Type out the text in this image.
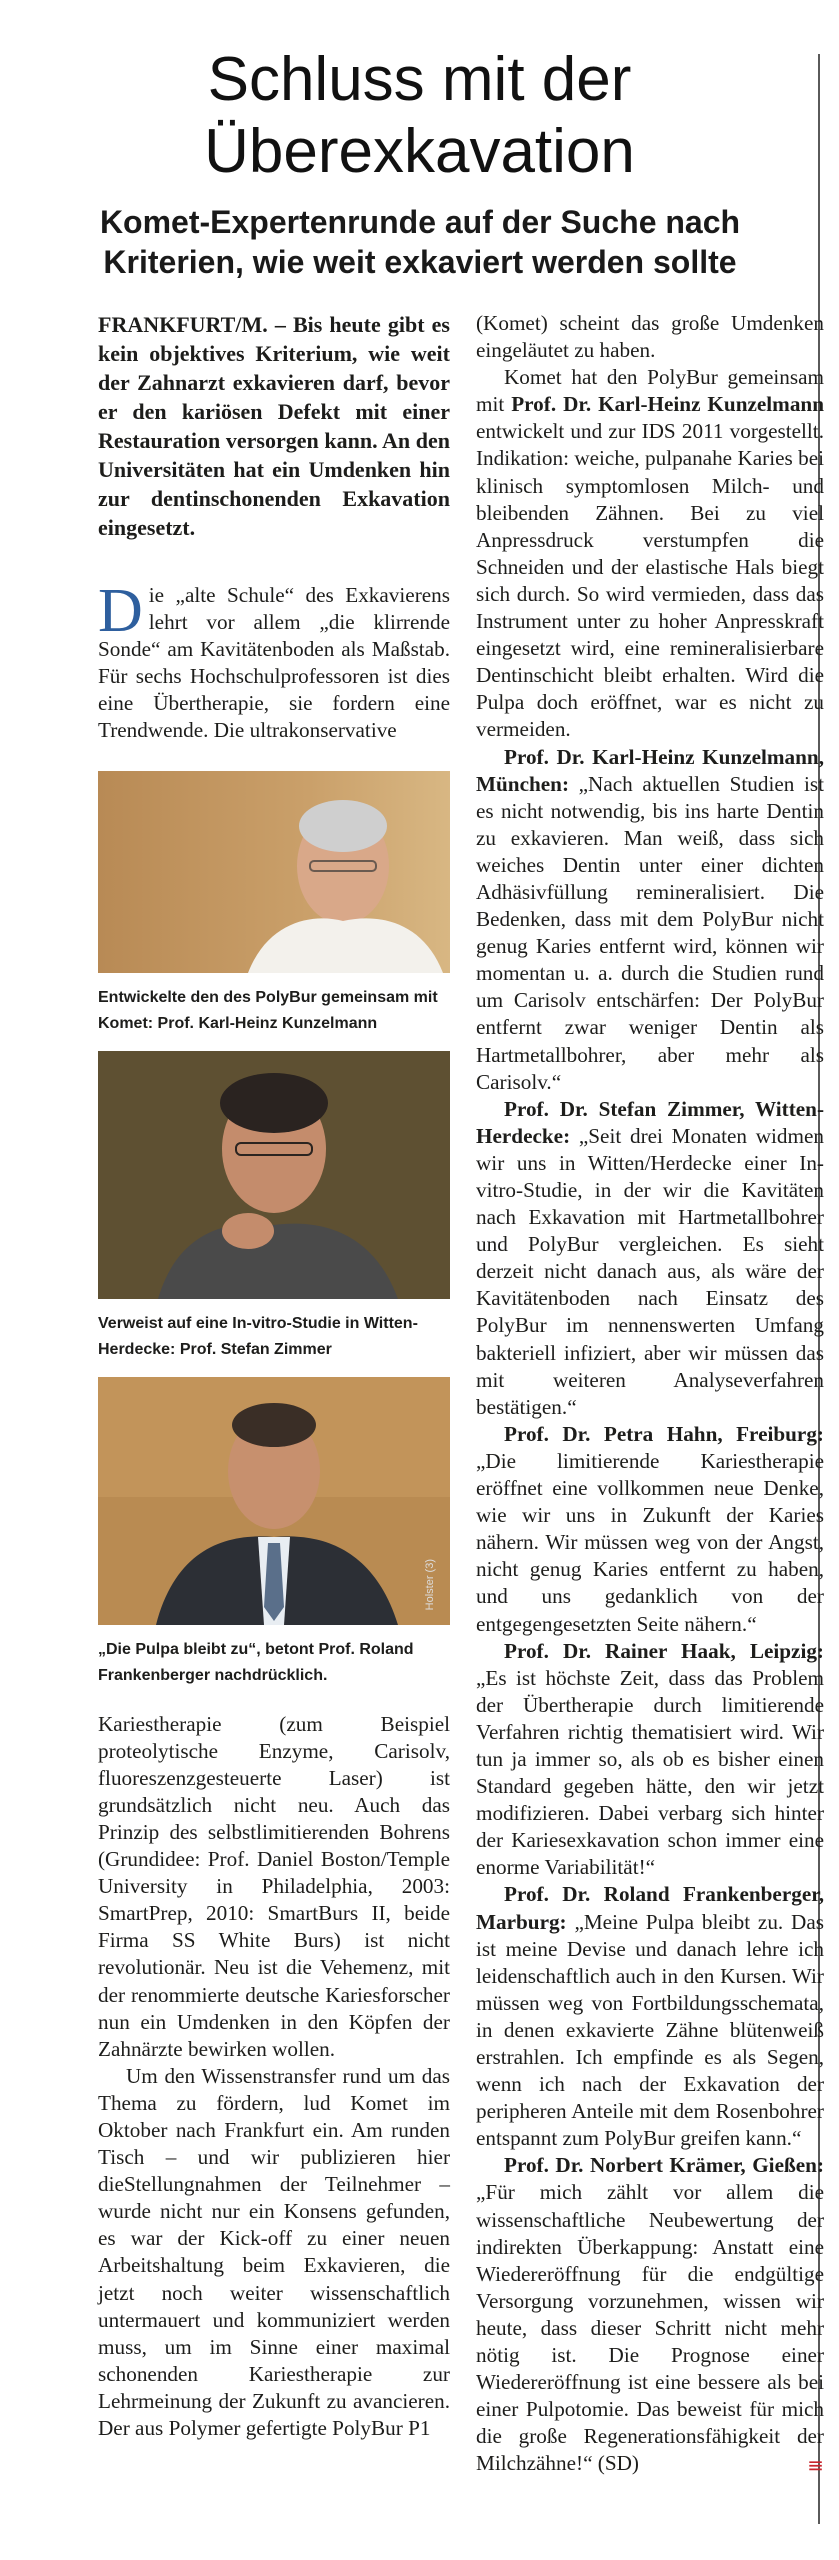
Schluss mit der
Überexkavation
Komet-Expertenrunde auf der Suche nach
Kriterien, wie weit exkaviert werden sollte

FRANKFURT/M. – Bis heute gibt es kein objektives Kriterium, wie weit der Zahnarzt exkavieren darf, bevor er den kariösen Defekt mit einer Restauration versorgen kann. An den Universitäten hat ein Umdenken hin zur dentinschonenden Exkavation eingesetzt.

Die „alte Schule“ des Exkavierens lehrt vor allem „die klirrende Sonde“ am Kavitätenboden als Maßstab. Für sechs Hochschulprofessoren ist dies eine Übertherapie, sie fordern eine Trendwende. Die ultrakonservative

Entwickelte den des PolyBur gemeinsam mit Komet: Prof. Karl-Heinz Kunzelmann

Verweist auf eine In-vitro-Studie in Witten-Herdecke: Prof. Stefan Zimmer

Holster (3)

„Die Pulpa bleibt zu“, betont Prof. Roland Frankenberger nachdrücklich.

Kariestherapie (zum Beispiel proteolytische Enzyme, Carisolv, fluoreszenzgesteuerte Laser) ist grundsätzlich nicht neu. Auch das Prinzip des selbstlimitierenden Bohrens (Grundidee: Prof. Daniel Boston/Temple University in Philadelphia, 2003: SmartPrep, 2010: SmartBurs II, beide Firma SS White Burs) ist nicht revolutionär. Neu ist die Vehemenz, mit der renommierte deutsche Kariesforscher nun ein Umdenken in den Köpfen der Zahnärzte bewirken wollen.

Um den Wissenstransfer rund um das Thema zu fördern, lud Komet im Oktober nach Frankfurt ein. Am runden Tisch – und wir publizieren hier dieStellungnahmen der Teilnehmer – wurde nicht nur ein Konsens gefunden, es war der Kick-off zu einer neuen Arbeitshaltung beim Exkavieren, die jetzt noch weiter wissenschaftlich untermauert und kommuniziert werden muss, um im Sinne einer maximal schonenden Kariestherapie zur Lehrmeinung der Zukunft zu avancieren. Der aus Polymer gefertigte PolyBur P1

(Komet) scheint das große Umdenken eingeläutet zu haben.

Komet hat den PolyBur gemeinsam mit Prof. Dr. Karl-Heinz Kunzelmann entwickelt und zur IDS 2011 vorgestellt. Indikation: weiche, pulpanahe Karies bei klinisch symptomlosen Milch- und bleibenden Zähnen. Bei zu viel Anpressdruck verstumpfen die Schneiden und der elastische Hals biegt sich durch. So wird vermieden, dass das Instrument unter zu hoher Anpresskraft eingesetzt wird, eine remineralisierbare Dentinschicht bleibt erhalten. Wird die Pulpa doch eröffnet, war es nicht zu vermeiden.

Prof. Dr. Karl-Heinz Kunzelmann, München: „Nach aktuellen Studien ist es nicht notwendig, bis ins harte Dentin zu exkavieren. Man weiß, dass sich weiches Dentin unter einer dichten Adhäsivfüllung remineralisiert. Die Bedenken, dass mit dem PolyBur nicht genug Karies entfernt wird, können wir momentan u. a. durch die Studien rund um Carisolv entschärfen: Der PolyBur entfernt zwar weniger Dentin als Hartmetallbohrer, aber mehr als Carisolv.“

Prof. Dr. Stefan Zimmer, Witten-Herdecke: „Seit drei Monaten widmen wir uns in Witten/Herdecke einer In-vitro-Studie, in der wir die Kavitäten nach Exkavation mit Hartmetallbohrer und PolyBur vergleichen. Es sieht derzeit nicht danach aus, als wäre der Kavitätenboden nach Einsatz des PolyBur im nennenswerten Umfang bakteriell infiziert, aber wir müssen das mit weiteren Analyseverfahren bestätigen.“

Prof. Dr. Petra Hahn, Freiburg: „Die limitierende Kariestherapie eröffnet eine vollkommen neue Denke, wie wir uns in Zukunft der Karies nähern. Wir müssen weg von der Angst, nicht genug Karies entfernt zu haben, und uns gedanklich von der entgegengesetzten Seite nähern.“

Prof. Dr. Rainer Haak, Leipzig: „Es ist höchste Zeit, dass das Problem der Übertherapie durch limitierende Verfahren richtig thematisiert wird. Wir tun ja immer so, als ob es bisher einen Standard gegeben hätte, den wir jetzt modifizieren. Dabei verbarg sich hinter der Kariesexkavation schon immer eine enorme Variabilität!“

Prof. Dr. Roland Frankenberger, Marburg: „Meine Pulpa bleibt zu. Das ist meine Devise und danach lehre ich leidenschaftlich auch in den Kursen. Wir müssen weg von Fortbildungsschemata, in denen exkavierte Zähne blütenweiß erstrahlen. Ich empfinde es als Segen, wenn ich nach der Exkavation der peripheren Anteile mit dem Rosenbohrer entspannt zum PolyBur greifen kann.“

Prof. Dr. Norbert Krämer, Gießen: „Für mich zählt vor allem die wissenschaftliche Neubewertung der indirekten Überkappung: Anstatt eine Wiedereröffnung für die endgültige Versorgung vorzunehmen, wissen wir heute, dass dieser Schritt nicht mehr nötig ist. Die Prognose einer Wiedereröffnung ist eine bessere als bei einer Pulpotomie. Das beweist für mich die große Regenerationsfähigkeit der Milchzähne!“ (SD)	≡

-=-=-

All lines above containing the string "Kavitätenboden" are to be collected.

▶ _SOLVED EXERCISE_
Die „alte Schule“ des Exkavierens lehrt vor allem „die klirrende Sonde“ am Kavitätenboden als Maßstab. Für sechs Hochschulprofessoren ist dies eine Übertherapie, sie fordern eine Trendwende. Die ultrakonservative
Prof. Dr. Stefan Zimmer, Witten-Herdecke: „Seit drei Monaten widmen wir uns in Witten/Herdecke einer In-vitro-Studie, in der wir die Kavitäten nach Exkavation mit Hartmetallbohrer und PolyBur vergleichen. Es sieht derzeit nicht danach aus, als wäre der Kavitätenboden nach Einsatz des PolyBur im nennenswerten Umfang bakteriell infiziert, aber wir müssen das mit weiteren Analyseverfahren bestätigen.“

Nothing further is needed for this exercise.